> _List of tasks_
• A. Answer these from the text on hypovolemic shock in colitis:
(i) How large is the first fluid bolus, and over what time is it given?
(ii) Which drug is named as the first-line vasopressor?
(iii) What target hemoglobin is given for blood transfusion?
• B. Write out the part of the text on hypovolemic shock in colitis starting with "Management of Hypovolemic" and going on through "time (<2 seconds)", substituting "Pulse rate" for "Heart rate".

> _Text section_
──────────────────────────────

Management of Hypovolemic Shock Secondary to Colitis
Initial resuscitation of hypovolemic shock secondary to colitis should begin with rapid infusion of isotonic crystalloids at 20 mL/kg boluses, titrated to reverse hypotension and improve tissue perfusion, with close monitoring for signs of fluid overload. 1, 2
Initial Assessment and Stabilization
Immediate priorities:
- Establish IV/IO access (preferably two large-bore IVs)
- Begin fluid resuscitation immediately
- Monitor vital signs continuously
- Assess for signs of ongoing blood loss
- Consider early source control for infectious colitis
Clinical markers to monitor:
- Blood pressure
- Heart rate
- Capillary refill time (<2 seconds)
- Urine output (target >1 mL/kg/hr)
- Mental status
- Peripheral pulses
- Skin temperature
Fluid Resuscitation Protocol
First-Line Therapy
- Fluid choice: Isotonic crystalloids (normal saline or balanced/buffered solutions) 1, 2
- Initial bolus: 20 mL/kg over 5-10 minutes 1, 2
- Subsequent boluses: Continue with 20 mL/kg boluses if signs of shock persist
- Maximum volume: Up to 40-60 mL/kg in first hour, titrated to clinical response 1, 2
Important Considerations
Reassess after each bolus for:
- Clinical improvement
- Signs of fluid overload (hepatomegaly, rales, pulmonary edema)
- Need for vasopressor support
If hepatomegaly or rales develop, stop fluid resuscitation and initiate inotropic support 1, 2
Vasopressor and Inotropic Support
- When to initiate: For patients not responding adequately to fluid resuscitation 1
- First-line vasopressor: Norepinephrine 1
- Target MAP: 65-70 mmHg 1
- Peripheral administration: Consider peripheral inotropic support until central access is established 1
Source Control
Infectious Colitis
- Early and aggressive infection source control is paramount 1
- For C. difficile colitis:
- Treat with enteral antibiotics if tolerated
- Oral vancomycin is preferred for severe disease 1
Inflammatory Bowel Disease
- Severe cases may require surgical intervention:
Special Considerations
Fluid Overload Prevention
- Avoid fluid overload in patients with generalized peritonitis 1
- Excessive fluid can lead to:
- Gut edema
- Increased intra-abdominal pressure
- Abdominal compartment syndrome
- Acute respiratory distress syndrome
Blood Product Administration
- For ongoing significant bleeding:
- Consider blood transfusion (target hemoglobin 7-10 g/dL)

──────────────────────────────

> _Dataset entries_

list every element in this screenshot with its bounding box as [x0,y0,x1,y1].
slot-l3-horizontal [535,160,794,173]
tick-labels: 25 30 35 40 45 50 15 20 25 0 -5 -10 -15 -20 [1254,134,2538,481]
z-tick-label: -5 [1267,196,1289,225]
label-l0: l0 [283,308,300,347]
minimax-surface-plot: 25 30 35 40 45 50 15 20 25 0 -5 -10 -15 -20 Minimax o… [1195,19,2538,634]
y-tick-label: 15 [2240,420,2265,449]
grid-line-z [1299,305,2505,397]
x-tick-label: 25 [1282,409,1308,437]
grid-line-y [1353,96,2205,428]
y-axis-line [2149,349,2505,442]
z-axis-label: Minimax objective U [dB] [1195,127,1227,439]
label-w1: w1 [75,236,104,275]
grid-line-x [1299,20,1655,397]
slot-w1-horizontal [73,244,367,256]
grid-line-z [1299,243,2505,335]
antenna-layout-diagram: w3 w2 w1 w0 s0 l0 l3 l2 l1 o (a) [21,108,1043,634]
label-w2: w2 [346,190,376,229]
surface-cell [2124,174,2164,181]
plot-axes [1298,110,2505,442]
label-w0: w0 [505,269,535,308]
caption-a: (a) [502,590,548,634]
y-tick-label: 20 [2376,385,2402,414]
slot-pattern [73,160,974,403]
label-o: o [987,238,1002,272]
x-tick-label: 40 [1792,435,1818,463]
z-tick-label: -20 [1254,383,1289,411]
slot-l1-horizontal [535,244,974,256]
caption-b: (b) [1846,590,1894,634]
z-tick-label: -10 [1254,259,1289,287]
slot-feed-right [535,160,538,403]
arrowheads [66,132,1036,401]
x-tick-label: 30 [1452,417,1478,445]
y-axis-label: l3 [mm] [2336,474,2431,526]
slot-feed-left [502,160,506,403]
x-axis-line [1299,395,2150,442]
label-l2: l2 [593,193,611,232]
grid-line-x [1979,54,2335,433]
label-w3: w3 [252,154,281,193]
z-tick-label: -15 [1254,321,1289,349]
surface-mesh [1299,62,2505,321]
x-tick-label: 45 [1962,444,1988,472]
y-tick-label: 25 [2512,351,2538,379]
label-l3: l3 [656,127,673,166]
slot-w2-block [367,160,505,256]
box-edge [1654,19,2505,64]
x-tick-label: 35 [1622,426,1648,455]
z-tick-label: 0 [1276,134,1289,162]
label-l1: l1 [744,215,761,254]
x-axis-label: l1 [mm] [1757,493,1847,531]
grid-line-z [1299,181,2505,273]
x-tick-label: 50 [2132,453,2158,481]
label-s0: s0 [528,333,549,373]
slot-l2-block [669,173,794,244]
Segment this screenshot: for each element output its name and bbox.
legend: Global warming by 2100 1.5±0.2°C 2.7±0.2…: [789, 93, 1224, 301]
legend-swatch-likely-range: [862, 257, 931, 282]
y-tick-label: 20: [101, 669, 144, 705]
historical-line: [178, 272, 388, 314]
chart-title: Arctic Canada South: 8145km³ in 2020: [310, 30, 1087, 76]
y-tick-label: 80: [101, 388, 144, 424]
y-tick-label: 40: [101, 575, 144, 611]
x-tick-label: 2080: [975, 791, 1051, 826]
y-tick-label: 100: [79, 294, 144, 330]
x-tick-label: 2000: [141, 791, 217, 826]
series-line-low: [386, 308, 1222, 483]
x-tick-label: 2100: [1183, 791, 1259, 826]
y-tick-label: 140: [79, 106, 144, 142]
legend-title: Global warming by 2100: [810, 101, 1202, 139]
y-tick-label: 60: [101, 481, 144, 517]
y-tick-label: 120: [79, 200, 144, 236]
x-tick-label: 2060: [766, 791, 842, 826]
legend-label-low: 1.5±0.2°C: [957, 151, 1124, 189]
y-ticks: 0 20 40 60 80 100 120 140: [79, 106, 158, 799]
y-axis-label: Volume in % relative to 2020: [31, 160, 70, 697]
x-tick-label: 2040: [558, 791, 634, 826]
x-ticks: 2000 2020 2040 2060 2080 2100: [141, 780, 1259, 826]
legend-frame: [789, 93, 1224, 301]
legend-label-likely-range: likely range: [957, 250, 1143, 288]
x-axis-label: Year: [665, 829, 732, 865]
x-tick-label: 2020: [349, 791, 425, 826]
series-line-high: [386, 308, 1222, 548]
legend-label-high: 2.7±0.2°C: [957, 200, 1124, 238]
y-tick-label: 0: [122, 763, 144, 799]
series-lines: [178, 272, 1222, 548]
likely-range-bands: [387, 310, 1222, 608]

──────────────────────────────

> _Outputs in order_
• A.
(i) 20 mL/kg over 5-10 minutes
(ii) Norepinephrine
(iii) 7-10 g/dL

• B.
Management of Hypovolemic Shock Secondary to Colitis
Initial resuscitation of hypovolemic shock secondary to colitis should begin with rapid infusion of isotonic crystalloids at 20 mL/kg boluses, titrated to reverse hypotension and improve tissue perfusion, with close monitoring for signs of fluid overload. 1, 2
Initial Assessment and Stabilization
Immediate priorities:
- Establish IV/IO access (preferably two large-bore IVs)
- Begin fluid resuscitation immediately
- Monitor vital signs continuously
- Assess for signs of ongoing blood loss
- Consider early source control for infectious colitis
Clinical markers to monitor:
- Blood pressure
- Pulse rate
- Capillary refill time (<2 seconds)